Text section ->
★ ★ ★ ★

This article is the third in a three-part series, the previous article discusses events leading up to the stock market crash of 1929. This article is a short history refresher on some of the major events that contributed to the crash, as well as how the government's past actions or lack of actions may have contributed to the severity and longevity of the Great Depression.

I would also like to point out that many economic historians don't agree on which events played a bigger part in the historic financial crisis of the 1930's, so these events are not listed in any particular order - but many do agree that it was a combination of economic, political, and social policies that made recovery from the Great Depression so difficult. And then, we'll look at some of the ways our present government has reacted to the current financial crisis.

Uneven Distribution of Wealth Among Citizens and Industries
There was a wide gap between the wealthy and the lower-income consumers. According to a study done by the Brookings Institute, in 1929 the top 0.1% of Americans had a combined income equal to the bottom 42%. That same top 0.1% of Americans in 1929 controlled 34% of all savings, while 80% of Americans had no savings at all. 75% of the population would spend nearly all their income on consumer goods such as food, clothing, housing, radios and cars - and also relied heavily on credit to fund some of these purchases.

With the wealthy in control of most of the cash, hard times proved that the majority of consumers could simply not keep spending to prop up the economy. And though the wealthy had plenty of money, they were a relatively small percentage of the population and bought proportionately fewer consumer goods than the middle and lower-income group.

Business and manufacturing had been booming, and the stock market grew unchecked through wild speculation. Credit was cheap and city-dwellers generally enjoyed prosperous times. But the wealth was also unevenly distributed among industries. The auto and radio industries, in particular, were experiencing the most growth during the boom of the 1920's. The nation's economy was very dependant on businesses related to the growth of these two industries. But since a family back then only needed a limited number of cars or radios, usually just one, those industries could not continue to grow at the rate they had during peak times, and had actually overspent on growing their businesses during 1925-1929.

★ ★ ★ ★

Entries ->

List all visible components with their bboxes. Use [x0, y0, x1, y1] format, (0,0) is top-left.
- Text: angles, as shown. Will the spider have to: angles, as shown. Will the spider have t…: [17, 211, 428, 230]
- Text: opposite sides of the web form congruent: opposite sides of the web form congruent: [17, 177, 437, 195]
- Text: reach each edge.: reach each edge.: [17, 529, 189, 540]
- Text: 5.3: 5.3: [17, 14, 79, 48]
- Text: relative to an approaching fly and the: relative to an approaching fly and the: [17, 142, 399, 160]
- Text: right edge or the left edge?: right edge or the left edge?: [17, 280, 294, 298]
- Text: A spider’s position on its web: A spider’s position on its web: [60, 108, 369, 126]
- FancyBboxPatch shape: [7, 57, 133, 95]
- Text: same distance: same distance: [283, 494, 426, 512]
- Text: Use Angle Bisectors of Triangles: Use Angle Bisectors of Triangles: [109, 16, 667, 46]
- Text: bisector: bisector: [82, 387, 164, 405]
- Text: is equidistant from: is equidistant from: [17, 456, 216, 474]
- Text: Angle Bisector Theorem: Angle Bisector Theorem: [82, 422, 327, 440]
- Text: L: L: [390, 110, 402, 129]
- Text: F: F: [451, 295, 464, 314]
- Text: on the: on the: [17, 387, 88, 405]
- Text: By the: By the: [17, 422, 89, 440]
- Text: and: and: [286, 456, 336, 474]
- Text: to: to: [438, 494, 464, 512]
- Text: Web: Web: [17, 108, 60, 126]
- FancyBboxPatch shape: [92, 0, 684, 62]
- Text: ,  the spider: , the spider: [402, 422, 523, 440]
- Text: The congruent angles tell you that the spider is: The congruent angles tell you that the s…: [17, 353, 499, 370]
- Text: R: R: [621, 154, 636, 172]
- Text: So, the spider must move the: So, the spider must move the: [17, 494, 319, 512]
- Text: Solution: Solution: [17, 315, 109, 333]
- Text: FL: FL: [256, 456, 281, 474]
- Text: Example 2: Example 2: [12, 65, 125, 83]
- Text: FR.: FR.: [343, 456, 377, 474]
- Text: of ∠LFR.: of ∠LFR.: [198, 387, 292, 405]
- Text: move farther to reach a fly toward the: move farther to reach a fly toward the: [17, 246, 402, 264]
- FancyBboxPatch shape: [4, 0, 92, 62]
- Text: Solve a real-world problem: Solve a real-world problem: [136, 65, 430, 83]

★ ★ ★ ★

Exercise task 1 ->
Transcribe the passage of the Great Depression article starting at "This article is the" and ending at "current financial crisis.".
Exercise task 2 ->
Repeat the rows word for word, starting at the first row and ending at the row that contains "- Text: move".
The text and the rows come from unrelated sources.

Task output 1 ->
This article is the third in a three-part series, the previous article discusses events leading up to the stock market crash of 1929. This article is a short history refresher on some of the major events that contributed to the crash, as well as how the government's past actions or lack of actions may have contributed to the severity and longevity of the Great Depression.

I would also like to point out that many economic historians don't agree on which events played a bigger part in the historic financial crisis of the 1930's, so these events are not listed in any particular order - but many do agree that it was a combination of economic, political, and social policies that made recovery from the Great Depression so difficult. And then, we'll look at some of the ways our present government has reacted to the current financial crisis.

Task output 2 ->
List all visible components with their bboxes. Use [x0, y0, x1, y1] format, (0,0) is top-left.
- Text: angles, as shown. Will the spider have to: angles, as shown. Will the spider have t…: [17, 211, 428, 230]
- Text: opposite sides of the web form congruent: opposite sides of the web form congruent: [17, 177, 437, 195]
- Text: reach each edge.: reach each edge.: [17, 529, 189, 540]
- Text: 5.3: 5.3: [17, 14, 79, 48]
- Text: relative to an approaching fly and the: relative to an approaching fly and the: [17, 142, 399, 160]
- Text: right edge or the left edge?: right edge or the left edge?: [17, 280, 294, 298]
- Text: A spider’s position on its web: A spider’s position on its web: [60, 108, 369, 126]
- FancyBboxPatch shape: [7, 57, 133, 95]
- Text: same distance: same distance: [283, 494, 426, 512]
- Text: Use Angle Bisectors of Triangles: Use Angle Bisectors of Triangles: [109, 16, 667, 46]
- Text: bisector: bisector: [82, 387, 164, 405]
- Text: is equidistant from: is equidistant from: [17, 456, 216, 474]
- Text: Angle Bisector Theorem: Angle Bisector Theorem: [82, 422, 327, 440]
- Text: L: L: [390, 110, 402, 129]
- Text: F: F: [451, 295, 464, 314]
- Text: on the: on the: [17, 387, 88, 405]
- Text: By the: By the: [17, 422, 89, 440]
- Text: and: and: [286, 456, 336, 474]
- Text: to: to: [438, 494, 464, 512]
- Text: Web: Web: [17, 108, 60, 126]
- FancyBboxPatch shape: [92, 0, 684, 62]
- Text: ,  the spider: , the spider: [402, 422, 523, 440]
- Text: The congruent angles tell you that the spider is: The congruent angles tell you that the s…: [17, 353, 499, 370]
- Text: R: R: [621, 154, 636, 172]
- Text: So, the spider must move the: So, the spider must move the: [17, 494, 319, 512]
- Text: Solution: Solution: [17, 315, 109, 333]
- Text: FL: FL: [256, 456, 281, 474]
- Text: Example 2: Example 2: [12, 65, 125, 83]
- Text: FR.: FR.: [343, 456, 377, 474]
- Text: of ∠LFR.: of ∠LFR.: [198, 387, 292, 405]
- Text: move farther to reach a fly toward the: move farther to reach a fly toward the: [17, 246, 402, 264]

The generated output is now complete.